PPC growth could devastate CPC fortunes
Could Canada’s united and national conservative movement go the way of the dodo?
Poll after poll has shown the race for Prime Minister is tight. With only two days left to court voters, that is a severe problem for the incumbent Liberals in search of another mandate who, after years of scandal, have pushed COVID-exhausted citizens back to the voting box.
But while voters appear unlikely to reward the Liberals for their poor governance and selfish electioneering, another storyline is forming. Underneath the neck-to-neck competition between Canada's two main parties are the growing number of voters supporting the People's Party of Canada (PPC) under leader Maxime Bernier.
To date, polls have placed Bernier between 3 per cent and 11.7 per cent. That gives him a far higher level of national support than the Greens and, in a lot of polls, the Bloc Quebecois, making the PPC Canada's fourth-largest party (in support, not seats).
The polls themselves don’t do justice to how rapidly these numbers have grown and how much broader the Bernier base has become. Recent campaign photos, while certainly cherry-picked by the PPC for maximum impact, display an energy among the party’s followers that is comparable to early Trump or Bernie rallies. No other leader is drawing crowds like this.
Given the PPC’s rapid growth, we have to wonder what structural changes may be in store for Canada’s political landscape.
In terms of Monday’s election, even if the PPC finishes with 7 per cent or more of the popular vote, surpassing the Bloc, it may end up with only a single seat (Maxime Bernier’s), or it may end up with none. This horrendous vote-to-seat ratio is due to the People's Party’s support being inefficient: it is spread rather thinly across the country, without any of the strong regional concentration that gains seats (the Bloc, with its 7 per cent of the vote, all of it concentrated in Quebec, could wind up with thirty seats).
The real impact of the PPC won’t be in the seats it gains but in its impact on the right-wing vote in Canada. There are two ways to look at it.
Some see Bernier’s support thinning the ranks of the Conservative Party, which is neck-and-neck with the Liberals going into the final weekend of the campaign. To the extent that Bernier succeeds, then, he may be helping to elect Trudeau.
At the same time, the PPC seems to be pulling previously untapped voters into its tent, as well as the odd former Liberal, New Democrat, or Green, expanding the voter pool for right-wing politics generally.
The truth lies somewhere in between.
The PPC will cost the CPC seats. There is no question that some of its support comes from the conservative base. With Bernier running on a small-c conservative platform while CPC leader Erin O’Toole has positioned himself firmly in the centre, there is no way around it. Yet, the appeal of the PPC is broader than its conservatism. It has become the home for anti-establishment voters. Bernier is campaigning as an outsider to Ottawa’s familiar politics, describing all the other leaders as minor variations on Canada’s liberal consensus, and he has garnered the attention of agitated voters across party lines.
That brings us to the real potential of Canada's populist party, which will likely continue to grow in future elections. Whether a Liberal or Conservative is in charge, COVID and its run-on implications, and a host of other security issues, will continue to be a factor in politics for years to come. Given continued COVID governance, there will be ample space for the PPC to maintain national relevance, primarily due to agreement among all other major parties when it comes to handling the pandemic.

*Questions*.
a. In the article on the People's Party of Canada, what range of national support have polls given Maxime Bernier so far?
b. Translate this sentence from the article on the People's Party of Canada into Spanish: "No other leader is drawing crowds like this."
The listing after this point is separate material with no connection to the article on the People's Party of Canada.

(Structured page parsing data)

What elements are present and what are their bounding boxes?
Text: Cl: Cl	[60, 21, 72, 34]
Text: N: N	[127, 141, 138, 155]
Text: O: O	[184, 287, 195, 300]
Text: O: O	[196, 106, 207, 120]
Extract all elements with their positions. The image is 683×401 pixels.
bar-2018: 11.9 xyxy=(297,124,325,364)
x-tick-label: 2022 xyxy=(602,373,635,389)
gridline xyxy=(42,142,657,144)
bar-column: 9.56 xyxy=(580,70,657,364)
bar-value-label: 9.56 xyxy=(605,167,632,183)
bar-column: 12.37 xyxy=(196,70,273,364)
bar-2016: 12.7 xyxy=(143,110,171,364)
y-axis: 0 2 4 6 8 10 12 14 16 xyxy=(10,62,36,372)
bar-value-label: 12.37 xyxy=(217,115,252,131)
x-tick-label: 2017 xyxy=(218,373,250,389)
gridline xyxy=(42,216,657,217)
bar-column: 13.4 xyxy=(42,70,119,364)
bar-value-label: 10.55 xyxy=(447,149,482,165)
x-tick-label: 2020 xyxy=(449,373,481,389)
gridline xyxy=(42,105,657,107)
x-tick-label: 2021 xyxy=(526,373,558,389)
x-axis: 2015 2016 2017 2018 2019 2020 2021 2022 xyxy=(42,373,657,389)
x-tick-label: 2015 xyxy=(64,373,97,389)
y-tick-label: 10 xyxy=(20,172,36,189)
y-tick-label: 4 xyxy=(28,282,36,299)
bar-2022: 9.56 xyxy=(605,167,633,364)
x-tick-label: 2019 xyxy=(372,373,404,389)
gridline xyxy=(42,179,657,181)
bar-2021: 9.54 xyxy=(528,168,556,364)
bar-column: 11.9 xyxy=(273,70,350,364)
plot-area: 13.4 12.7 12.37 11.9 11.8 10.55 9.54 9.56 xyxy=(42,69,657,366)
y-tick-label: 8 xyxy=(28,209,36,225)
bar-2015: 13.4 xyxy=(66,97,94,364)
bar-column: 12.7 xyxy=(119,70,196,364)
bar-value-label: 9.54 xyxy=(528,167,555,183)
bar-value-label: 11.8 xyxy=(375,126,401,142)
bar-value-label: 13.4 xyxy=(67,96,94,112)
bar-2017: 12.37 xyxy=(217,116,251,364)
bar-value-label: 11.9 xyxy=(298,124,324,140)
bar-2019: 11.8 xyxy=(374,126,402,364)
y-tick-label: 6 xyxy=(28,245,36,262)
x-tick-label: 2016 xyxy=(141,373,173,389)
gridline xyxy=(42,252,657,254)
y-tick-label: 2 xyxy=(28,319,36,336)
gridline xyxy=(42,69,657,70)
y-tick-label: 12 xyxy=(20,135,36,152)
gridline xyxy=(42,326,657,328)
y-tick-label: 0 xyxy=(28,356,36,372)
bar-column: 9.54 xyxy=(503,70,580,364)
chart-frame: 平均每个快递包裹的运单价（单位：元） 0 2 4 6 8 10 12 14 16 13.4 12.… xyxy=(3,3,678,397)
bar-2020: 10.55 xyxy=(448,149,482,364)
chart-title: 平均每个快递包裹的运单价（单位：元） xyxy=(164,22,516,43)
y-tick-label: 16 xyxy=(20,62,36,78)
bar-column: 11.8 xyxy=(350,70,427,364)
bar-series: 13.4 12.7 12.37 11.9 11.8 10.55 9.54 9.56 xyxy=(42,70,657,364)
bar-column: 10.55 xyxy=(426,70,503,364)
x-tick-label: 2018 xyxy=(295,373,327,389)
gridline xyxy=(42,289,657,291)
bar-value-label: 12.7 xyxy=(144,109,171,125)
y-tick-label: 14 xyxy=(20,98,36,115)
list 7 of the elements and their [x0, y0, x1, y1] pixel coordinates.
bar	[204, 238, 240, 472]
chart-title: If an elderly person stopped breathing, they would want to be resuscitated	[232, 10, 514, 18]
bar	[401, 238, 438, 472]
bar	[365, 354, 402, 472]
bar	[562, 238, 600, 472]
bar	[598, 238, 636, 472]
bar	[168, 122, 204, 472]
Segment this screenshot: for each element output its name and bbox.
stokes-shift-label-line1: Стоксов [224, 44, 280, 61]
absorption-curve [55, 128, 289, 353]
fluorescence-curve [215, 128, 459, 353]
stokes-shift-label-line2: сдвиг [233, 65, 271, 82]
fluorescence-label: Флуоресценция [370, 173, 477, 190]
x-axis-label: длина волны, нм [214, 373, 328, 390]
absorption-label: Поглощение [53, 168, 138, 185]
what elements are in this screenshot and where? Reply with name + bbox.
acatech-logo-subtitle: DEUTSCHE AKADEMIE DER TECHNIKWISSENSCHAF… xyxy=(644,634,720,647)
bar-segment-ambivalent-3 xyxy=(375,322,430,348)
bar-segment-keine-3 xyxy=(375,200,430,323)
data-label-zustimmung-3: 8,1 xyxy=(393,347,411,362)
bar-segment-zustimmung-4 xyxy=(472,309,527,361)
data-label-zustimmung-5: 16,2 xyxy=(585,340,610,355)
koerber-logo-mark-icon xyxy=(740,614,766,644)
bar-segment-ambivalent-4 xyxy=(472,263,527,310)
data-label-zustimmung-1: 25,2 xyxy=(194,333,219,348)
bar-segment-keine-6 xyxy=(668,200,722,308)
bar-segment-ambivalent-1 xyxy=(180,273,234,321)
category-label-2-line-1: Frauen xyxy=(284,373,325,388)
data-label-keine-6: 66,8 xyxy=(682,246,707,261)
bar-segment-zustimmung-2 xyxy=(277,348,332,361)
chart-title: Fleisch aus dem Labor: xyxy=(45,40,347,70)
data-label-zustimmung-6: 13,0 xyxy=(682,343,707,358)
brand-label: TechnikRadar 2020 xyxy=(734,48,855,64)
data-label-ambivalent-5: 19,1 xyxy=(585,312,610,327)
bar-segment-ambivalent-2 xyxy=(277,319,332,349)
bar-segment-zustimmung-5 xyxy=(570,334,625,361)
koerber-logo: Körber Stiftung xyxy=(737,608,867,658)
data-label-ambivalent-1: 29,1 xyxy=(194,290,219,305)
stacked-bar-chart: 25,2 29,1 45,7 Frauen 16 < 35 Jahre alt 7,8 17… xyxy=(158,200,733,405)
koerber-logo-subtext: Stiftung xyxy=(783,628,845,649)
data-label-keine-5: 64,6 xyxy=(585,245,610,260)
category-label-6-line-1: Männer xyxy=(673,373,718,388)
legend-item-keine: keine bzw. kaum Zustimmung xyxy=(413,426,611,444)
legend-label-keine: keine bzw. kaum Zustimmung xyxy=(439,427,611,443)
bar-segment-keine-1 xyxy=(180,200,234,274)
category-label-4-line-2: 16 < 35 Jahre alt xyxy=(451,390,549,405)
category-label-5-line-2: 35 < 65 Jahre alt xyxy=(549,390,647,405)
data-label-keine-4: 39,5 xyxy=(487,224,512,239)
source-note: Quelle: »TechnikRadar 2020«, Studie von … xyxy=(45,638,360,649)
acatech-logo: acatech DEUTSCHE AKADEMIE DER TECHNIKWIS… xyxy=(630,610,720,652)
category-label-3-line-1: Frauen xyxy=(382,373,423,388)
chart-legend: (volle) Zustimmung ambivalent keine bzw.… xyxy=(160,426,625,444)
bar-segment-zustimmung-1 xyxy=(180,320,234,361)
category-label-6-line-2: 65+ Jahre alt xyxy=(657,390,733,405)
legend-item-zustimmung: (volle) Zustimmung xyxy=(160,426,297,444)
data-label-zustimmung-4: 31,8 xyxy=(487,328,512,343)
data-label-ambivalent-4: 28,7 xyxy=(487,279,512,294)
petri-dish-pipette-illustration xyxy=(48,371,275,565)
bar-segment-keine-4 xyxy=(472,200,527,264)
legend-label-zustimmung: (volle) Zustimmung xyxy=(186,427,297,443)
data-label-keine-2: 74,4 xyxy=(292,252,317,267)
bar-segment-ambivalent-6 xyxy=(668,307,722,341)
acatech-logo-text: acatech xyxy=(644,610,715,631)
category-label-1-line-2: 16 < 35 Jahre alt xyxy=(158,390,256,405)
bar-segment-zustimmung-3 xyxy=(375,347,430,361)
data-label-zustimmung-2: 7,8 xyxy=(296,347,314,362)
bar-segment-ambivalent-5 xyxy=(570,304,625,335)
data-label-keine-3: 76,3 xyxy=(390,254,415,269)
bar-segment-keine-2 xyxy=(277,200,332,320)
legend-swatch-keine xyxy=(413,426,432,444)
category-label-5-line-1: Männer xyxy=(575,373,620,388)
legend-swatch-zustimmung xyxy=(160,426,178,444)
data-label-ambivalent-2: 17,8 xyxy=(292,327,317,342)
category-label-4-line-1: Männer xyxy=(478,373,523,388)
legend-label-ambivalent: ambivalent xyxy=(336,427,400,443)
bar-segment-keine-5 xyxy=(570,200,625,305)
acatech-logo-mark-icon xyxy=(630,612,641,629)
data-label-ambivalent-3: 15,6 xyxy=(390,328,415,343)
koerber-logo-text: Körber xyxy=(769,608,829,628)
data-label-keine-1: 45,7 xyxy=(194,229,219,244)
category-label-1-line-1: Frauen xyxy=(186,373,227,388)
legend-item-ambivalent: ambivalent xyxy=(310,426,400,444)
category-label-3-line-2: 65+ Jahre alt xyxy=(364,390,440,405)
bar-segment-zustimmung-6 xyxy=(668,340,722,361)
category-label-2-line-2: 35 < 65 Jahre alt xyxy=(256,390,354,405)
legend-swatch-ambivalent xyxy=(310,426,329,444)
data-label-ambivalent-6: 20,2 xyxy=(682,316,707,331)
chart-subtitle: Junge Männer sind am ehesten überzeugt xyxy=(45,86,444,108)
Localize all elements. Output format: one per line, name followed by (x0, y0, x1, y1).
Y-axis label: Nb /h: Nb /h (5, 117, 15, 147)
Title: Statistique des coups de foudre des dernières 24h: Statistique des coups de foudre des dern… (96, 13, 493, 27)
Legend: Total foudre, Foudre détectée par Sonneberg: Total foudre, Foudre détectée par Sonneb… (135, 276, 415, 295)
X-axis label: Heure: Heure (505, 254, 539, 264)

*Answer set*.
a. Between 3 per cent and 11.7 per cent.

b. Ningún otro líder está atrayendo multitudes como estas.